__ACTION ITEM__: Return every line from the records below in which the word "constants" is found.

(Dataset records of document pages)

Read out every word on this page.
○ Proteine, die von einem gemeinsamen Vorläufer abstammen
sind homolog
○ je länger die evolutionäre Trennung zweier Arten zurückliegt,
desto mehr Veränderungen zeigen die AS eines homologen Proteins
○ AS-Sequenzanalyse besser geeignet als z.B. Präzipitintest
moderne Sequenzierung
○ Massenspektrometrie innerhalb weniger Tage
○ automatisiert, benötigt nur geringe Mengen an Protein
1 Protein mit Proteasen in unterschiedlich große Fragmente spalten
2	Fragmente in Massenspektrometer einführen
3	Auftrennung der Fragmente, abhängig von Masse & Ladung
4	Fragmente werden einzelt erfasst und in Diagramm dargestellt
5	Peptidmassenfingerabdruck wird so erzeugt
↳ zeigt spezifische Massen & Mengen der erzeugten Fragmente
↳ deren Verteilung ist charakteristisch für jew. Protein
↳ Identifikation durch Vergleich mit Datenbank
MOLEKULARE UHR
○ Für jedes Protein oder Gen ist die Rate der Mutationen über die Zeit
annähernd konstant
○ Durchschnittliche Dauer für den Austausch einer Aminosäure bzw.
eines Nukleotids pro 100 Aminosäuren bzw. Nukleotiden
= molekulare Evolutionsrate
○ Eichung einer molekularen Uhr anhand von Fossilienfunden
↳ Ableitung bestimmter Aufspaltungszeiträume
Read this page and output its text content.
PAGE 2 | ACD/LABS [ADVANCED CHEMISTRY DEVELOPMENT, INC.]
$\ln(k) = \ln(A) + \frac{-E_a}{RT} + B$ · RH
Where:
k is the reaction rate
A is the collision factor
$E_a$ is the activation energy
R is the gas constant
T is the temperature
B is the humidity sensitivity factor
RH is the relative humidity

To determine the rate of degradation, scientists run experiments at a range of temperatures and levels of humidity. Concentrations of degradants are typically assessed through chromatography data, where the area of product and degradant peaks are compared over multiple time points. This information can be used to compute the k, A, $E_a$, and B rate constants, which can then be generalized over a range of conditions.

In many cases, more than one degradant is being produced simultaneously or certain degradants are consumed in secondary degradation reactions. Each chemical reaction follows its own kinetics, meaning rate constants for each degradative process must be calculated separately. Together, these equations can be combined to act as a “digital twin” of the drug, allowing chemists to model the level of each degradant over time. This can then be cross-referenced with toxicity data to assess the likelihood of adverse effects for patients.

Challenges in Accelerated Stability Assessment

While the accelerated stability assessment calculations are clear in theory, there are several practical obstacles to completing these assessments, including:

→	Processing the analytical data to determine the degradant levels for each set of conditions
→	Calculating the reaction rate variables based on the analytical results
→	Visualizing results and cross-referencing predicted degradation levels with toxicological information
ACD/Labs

__TASK OUTPUT__:
To determine the rate of degradation, scientists run experiments at a range of temperatures and levels of humidity. Concentrations of degradants are typically assessed through chromatography data, where the area of product and degradant peaks are compared over multiple time points. This information can be used to compute the k, A, $E_a$, and B rate constants, which can then be generalized over a range of conditions.
In many cases, more than one degradant is being produced simultaneously or certain degradants are consumed in secondary degradation reactions. Each chemical reaction follows its own kinetics, meaning rate constants for each degradative process must be calculated separately. Together, these equations can be combined to act as a “digital twin” of the drug, allowing chemists to model the level of each degradant over time. This can then be cross-referenced with toxicity data to assess the likelihood of adverse effects for patients.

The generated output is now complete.